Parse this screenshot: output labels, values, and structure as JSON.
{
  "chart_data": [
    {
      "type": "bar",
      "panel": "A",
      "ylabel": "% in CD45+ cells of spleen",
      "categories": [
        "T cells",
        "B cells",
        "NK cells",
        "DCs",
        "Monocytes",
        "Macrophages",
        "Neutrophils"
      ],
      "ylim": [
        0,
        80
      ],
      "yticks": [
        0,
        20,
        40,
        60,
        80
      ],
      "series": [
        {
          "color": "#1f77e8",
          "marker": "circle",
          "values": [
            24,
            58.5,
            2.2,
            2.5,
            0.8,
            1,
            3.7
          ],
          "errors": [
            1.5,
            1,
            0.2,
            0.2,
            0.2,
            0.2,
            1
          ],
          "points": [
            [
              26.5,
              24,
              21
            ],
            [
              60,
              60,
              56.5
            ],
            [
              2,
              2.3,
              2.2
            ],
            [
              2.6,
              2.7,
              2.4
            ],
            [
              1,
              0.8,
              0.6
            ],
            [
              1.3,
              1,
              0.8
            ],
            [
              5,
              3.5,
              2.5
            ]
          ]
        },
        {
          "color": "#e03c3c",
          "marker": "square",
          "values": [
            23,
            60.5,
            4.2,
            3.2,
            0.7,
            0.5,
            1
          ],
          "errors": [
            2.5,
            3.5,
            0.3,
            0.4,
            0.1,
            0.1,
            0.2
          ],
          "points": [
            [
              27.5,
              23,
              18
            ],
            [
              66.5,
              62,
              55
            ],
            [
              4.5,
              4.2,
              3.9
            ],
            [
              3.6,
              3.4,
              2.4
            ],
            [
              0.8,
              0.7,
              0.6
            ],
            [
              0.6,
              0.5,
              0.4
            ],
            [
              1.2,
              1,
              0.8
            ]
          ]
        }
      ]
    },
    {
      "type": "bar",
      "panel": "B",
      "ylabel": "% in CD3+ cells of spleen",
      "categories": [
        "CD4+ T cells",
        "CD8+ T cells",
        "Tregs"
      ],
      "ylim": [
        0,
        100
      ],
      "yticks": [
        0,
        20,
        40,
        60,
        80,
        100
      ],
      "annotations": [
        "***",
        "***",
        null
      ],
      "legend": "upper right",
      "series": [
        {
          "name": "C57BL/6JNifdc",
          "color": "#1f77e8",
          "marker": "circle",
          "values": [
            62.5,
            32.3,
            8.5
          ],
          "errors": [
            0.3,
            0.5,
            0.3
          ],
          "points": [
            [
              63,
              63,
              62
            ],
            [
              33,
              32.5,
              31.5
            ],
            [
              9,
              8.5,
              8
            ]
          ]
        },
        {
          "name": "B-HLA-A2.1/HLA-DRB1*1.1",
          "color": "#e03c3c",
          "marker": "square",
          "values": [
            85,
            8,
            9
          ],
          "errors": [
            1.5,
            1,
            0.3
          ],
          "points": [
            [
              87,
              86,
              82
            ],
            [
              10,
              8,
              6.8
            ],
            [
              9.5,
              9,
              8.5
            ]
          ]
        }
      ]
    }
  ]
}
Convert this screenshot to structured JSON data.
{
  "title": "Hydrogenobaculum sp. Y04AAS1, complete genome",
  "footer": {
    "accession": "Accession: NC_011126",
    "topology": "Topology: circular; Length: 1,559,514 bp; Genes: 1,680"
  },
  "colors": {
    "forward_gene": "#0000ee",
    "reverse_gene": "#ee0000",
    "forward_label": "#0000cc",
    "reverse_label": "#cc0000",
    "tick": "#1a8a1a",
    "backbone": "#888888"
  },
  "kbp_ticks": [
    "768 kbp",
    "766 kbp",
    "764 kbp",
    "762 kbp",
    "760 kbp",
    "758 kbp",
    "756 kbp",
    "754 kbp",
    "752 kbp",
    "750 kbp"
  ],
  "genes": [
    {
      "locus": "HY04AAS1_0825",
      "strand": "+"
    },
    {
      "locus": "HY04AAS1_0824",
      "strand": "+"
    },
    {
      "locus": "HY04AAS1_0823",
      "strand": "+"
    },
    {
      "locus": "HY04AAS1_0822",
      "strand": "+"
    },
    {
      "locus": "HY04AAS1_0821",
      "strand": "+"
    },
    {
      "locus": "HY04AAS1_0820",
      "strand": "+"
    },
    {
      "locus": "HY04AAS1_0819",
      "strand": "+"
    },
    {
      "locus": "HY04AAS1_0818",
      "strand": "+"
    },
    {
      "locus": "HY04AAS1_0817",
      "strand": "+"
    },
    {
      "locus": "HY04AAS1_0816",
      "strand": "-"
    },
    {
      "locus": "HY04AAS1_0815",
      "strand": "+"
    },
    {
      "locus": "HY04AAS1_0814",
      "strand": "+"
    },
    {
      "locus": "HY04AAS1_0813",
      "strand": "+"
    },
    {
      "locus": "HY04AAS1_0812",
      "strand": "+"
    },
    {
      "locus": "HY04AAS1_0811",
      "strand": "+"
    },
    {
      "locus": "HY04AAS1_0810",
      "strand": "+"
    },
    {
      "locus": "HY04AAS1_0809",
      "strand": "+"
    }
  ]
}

··········

DIRECTIONS FOR THIS TASK
Extract the full listing above without alteration.

YOUR SOLUTION
Parse this screenshot: output labels, values, and structure as JSON.
{
  "chart_data": [
    {
      "type": "bar",
      "panel": "A",
      "ylabel": "% in CD45+ cells of spleen",
      "categories": [
        "T cells",
        "B cells",
        "NK cells",
        "DCs",
        "Monocytes",
        "Macrophages",
        "Neutrophils"
      ],
      "ylim": [
        0,
        80
      ],
      "yticks": [
        0,
        20,
        40,
        60,
        80
      ],
      "series": [
        {
          "color": "#1f77e8",
          "marker": "circle",
          "values": [
            24,
            58.5,
            2.2,
            2.5,
            0.8,
            1,
            3.7
          ],
          "errors": [
            1.5,
            1,
            0.2,
            0.2,
            0.2,
            0.2,
            1
          ],
          "points": [
            [
              26.5,
              24,
              21
            ],
            [
              60,
              60,
              56.5
            ],
            [
              2,
              2.3,
              2.2
            ],
            [
              2.6,
              2.7,
              2.4
            ],
            [
              1,
              0.8,
              0.6
            ],
            [
              1.3,
              1,
              0.8
            ],
            [
              5,
              3.5,
              2.5
            ]
          ]
        },
        {
          "color": "#e03c3c",
          "marker": "square",
          "values": [
            23,
            60.5,
            4.2,
            3.2,
            0.7,
            0.5,
            1
          ],
          "errors": [
            2.5,
            3.5,
            0.3,
            0.4,
            0.1,
            0.1,
            0.2
          ],
          "points": [
            [
              27.5,
              23,
              18
            ],
            [
              66.5,
              62,
              55
            ],
            [
              4.5,
              4.2,
              3.9
            ],
            [
              3.6,
              3.4,
              2.4
            ],
            [
              0.8,
              0.7,
              0.6
            ],
            [
              0.6,
              0.5,
              0.4
            ],
            [
              1.2,
              1,
              0.8
            ]
          ]
        }
      ]
    },
    {
      "type": "bar",
      "panel": "B",
      "ylabel": "% in CD3+ cells of spleen",
      "categories": [
        "CD4+ T cells",
        "CD8+ T cells",
        "Tregs"
      ],
      "ylim": [
        0,
        100
      ],
      "yticks": [
        0,
        20,
        40,
        60,
        80,
        100
      ],
      "annotations": [
        "***",
        "***",
        null
      ],
      "legend": "upper right",
      "series": [
        {
          "name": "C57BL/6JNifdc",
          "color": "#1f77e8",
          "marker": "circle",
          "values": [
            62.5,
            32.3,
            8.5
          ],
          "errors": [
            0.3,
            0.5,
            0.3
          ],
          "points": [
            [
              63,
              63,
              62
            ],
            [
              33,
              32.5,
              31.5
            ],
            [
              9,
              8.5,
              8
            ]
          ]
        },
        {
          "name": "B-HLA-A2.1/HLA-DRB1*1.1",
          "color": "#e03c3c",
          "marker": "square",
          "values": [
            85,
            8,
            9
          ],
          "errors": [
            1.5,
            1,
            0.3
          ],
          "points": [
            [
              87,
              86,
              82
            ],
            [
              10,
              8,
              6.8
            ],
            [
              9.5,
              9,
              8.5
            ]
          ]
        }
      ]
    }
  ]
}
Convert this screenshot to structured JSON data.
{
  "title": "Hydrogenobaculum sp. Y04AAS1, complete genome",
  "footer": {
    "accession": "Accession: NC_011126",
    "topology": "Topology: circular; Length: 1,559,514 bp; Genes: 1,680"
  },
  "colors": {
    "forward_gene": "#0000ee",
    "reverse_gene": "#ee0000",
    "forward_label": "#0000cc",
    "reverse_label": "#cc0000",
    "tick": "#1a8a1a",
    "backbone": "#888888"
  },
  "kbp_ticks": [
    "768 kbp",
    "766 kbp",
    "764 kbp",
    "762 kbp",
    "760 kbp",
    "758 kbp",
    "756 kbp",
    "754 kbp",
    "752 kbp",
    "750 kbp"
  ],
  "genes": [
    {
      "locus": "HY04AAS1_0825",
      "strand": "+"
    },
    {
      "locus": "HY04AAS1_0824",
      "strand": "+"
    },
    {
      "locus": "HY04AAS1_0823",
      "strand": "+"
    },
    {
      "locus": "HY04AAS1_0822",
      "strand": "+"
    },
    {
      "locus": "HY04AAS1_0821",
      "strand": "+"
    },
    {
      "locus": "HY04AAS1_0820",
      "strand": "+"
    },
    {
      "locus": "HY04AAS1_0819",
      "strand": "+"
    },
    {
      "locus": "HY04AAS1_0818",
      "strand": "+"
    },
    {
      "locus": "HY04AAS1_0817",
      "strand": "+"
    },
    {
      "locus": "HY04AAS1_0816",
      "strand": "-"
    },
    {
      "locus": "HY04AAS1_0815",
      "strand": "+"
    },
    {
      "locus": "HY04AAS1_0814",
      "strand": "+"
    },
    {
      "locus": "HY04AAS1_0813",
      "strand": "+"
    },
    {
      "locus": "HY04AAS1_0812",
      "strand": "+"
    },
    {
      "locus": "HY04AAS1_0811",
      "strand": "+"
    },
    {
      "locus": "HY04AAS1_0810",
      "strand": "+"
    },
    {
      "locus": "HY04AAS1_0809",
      "strand": "+"
    }
  ]
}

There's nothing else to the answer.